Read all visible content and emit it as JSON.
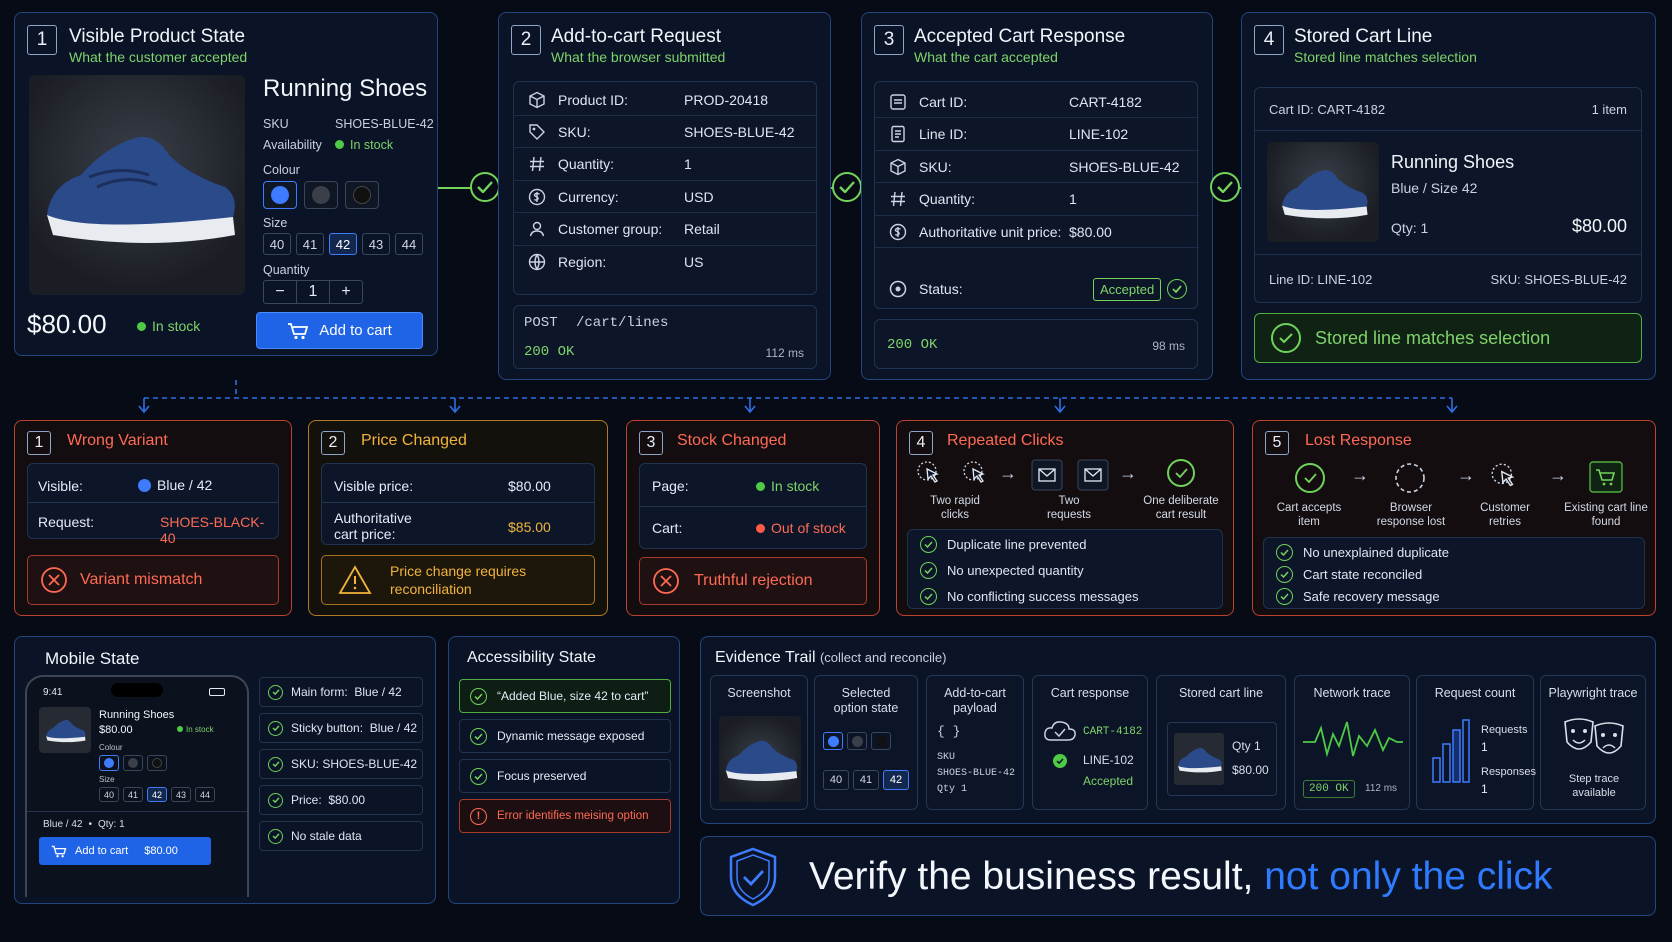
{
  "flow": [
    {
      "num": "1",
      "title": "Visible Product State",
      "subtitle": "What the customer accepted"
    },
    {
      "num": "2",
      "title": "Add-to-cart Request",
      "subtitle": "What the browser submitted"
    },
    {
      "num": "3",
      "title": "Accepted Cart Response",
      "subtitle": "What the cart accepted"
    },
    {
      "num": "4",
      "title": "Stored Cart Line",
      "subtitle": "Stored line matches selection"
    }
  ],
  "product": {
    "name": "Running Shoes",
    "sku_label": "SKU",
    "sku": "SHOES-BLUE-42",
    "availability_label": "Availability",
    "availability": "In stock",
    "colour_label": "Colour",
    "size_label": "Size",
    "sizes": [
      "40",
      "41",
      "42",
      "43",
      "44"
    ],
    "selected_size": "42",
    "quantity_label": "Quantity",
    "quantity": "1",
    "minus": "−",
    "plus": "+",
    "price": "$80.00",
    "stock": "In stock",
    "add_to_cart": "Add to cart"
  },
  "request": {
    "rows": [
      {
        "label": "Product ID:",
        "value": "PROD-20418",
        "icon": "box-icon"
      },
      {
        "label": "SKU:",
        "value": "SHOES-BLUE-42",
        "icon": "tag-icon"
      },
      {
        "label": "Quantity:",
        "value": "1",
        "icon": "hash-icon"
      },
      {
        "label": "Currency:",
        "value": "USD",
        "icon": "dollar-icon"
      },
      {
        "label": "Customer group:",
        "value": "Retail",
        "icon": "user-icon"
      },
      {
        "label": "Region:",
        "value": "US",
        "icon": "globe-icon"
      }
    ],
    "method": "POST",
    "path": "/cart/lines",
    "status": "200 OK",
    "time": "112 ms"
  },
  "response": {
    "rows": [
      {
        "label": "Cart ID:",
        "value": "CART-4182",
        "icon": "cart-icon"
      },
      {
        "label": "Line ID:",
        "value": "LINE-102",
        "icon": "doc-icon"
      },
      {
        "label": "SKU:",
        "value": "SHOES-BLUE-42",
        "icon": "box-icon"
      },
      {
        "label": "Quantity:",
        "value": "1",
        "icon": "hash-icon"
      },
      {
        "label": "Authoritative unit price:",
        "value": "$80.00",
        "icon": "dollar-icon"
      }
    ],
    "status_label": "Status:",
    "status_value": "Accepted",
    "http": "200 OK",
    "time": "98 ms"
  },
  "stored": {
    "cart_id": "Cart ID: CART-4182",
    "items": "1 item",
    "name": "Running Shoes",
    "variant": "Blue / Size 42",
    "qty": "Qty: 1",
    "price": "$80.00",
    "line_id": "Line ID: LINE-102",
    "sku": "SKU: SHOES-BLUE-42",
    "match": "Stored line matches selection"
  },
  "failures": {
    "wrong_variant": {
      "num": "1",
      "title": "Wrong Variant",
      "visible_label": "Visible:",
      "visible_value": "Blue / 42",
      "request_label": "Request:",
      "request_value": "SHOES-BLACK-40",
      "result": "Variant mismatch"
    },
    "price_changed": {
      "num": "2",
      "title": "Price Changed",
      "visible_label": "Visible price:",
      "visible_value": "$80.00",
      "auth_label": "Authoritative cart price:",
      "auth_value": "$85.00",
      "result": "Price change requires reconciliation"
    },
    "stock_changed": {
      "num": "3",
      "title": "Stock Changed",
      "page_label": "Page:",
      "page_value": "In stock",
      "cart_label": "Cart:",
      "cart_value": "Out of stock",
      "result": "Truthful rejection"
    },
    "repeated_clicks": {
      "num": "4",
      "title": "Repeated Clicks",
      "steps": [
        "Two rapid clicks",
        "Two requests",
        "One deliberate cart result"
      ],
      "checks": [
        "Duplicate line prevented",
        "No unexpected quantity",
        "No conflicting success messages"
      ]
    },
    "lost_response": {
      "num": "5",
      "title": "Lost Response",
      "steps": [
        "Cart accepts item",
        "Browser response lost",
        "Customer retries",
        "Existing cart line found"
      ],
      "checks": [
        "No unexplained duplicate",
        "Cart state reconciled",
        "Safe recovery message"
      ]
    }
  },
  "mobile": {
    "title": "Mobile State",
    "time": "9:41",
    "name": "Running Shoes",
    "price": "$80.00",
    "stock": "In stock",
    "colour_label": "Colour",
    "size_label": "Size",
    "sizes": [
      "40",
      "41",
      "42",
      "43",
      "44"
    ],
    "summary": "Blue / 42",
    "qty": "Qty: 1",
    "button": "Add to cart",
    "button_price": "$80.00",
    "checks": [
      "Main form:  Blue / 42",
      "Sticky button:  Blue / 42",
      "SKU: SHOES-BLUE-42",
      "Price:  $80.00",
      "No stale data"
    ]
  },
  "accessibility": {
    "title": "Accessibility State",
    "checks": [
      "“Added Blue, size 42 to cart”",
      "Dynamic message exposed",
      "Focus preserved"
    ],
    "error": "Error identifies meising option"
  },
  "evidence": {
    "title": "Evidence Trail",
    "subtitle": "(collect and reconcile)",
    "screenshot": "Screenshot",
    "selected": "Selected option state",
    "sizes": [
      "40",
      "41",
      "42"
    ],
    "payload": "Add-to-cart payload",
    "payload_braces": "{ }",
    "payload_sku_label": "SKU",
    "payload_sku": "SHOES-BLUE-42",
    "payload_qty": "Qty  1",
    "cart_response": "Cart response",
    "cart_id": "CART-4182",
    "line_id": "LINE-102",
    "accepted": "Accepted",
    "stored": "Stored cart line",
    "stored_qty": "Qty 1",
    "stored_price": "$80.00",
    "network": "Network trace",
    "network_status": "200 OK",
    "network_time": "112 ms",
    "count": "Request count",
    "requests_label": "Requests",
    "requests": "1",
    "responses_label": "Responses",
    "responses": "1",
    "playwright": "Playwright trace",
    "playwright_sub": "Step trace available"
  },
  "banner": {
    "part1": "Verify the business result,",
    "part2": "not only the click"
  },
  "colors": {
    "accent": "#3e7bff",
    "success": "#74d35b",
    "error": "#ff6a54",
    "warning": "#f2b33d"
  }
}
──────────────────────────────
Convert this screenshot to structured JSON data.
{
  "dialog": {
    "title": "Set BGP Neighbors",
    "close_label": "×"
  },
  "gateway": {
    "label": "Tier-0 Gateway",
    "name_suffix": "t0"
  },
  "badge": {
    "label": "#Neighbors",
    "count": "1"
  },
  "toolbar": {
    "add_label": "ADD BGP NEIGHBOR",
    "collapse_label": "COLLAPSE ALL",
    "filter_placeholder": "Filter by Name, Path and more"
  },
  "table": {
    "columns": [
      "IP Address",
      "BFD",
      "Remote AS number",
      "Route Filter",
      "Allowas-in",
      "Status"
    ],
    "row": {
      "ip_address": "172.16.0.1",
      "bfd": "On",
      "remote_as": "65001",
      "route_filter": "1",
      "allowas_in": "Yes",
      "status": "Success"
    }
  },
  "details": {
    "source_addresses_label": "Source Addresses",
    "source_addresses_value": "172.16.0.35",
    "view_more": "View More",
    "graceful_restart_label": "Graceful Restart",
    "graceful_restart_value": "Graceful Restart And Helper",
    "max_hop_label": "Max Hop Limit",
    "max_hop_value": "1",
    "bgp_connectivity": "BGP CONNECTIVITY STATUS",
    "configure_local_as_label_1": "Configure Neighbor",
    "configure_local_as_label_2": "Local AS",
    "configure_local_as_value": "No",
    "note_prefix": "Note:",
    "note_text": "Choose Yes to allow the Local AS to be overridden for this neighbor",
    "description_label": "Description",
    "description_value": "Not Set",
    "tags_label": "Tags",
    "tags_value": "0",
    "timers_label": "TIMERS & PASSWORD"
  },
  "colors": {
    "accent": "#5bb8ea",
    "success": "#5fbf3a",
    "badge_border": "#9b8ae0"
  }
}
──────────────────────────────
### Exercise goal
Determine how many lines above contain "What" as a word or string. Give the number alone.

### Written response
3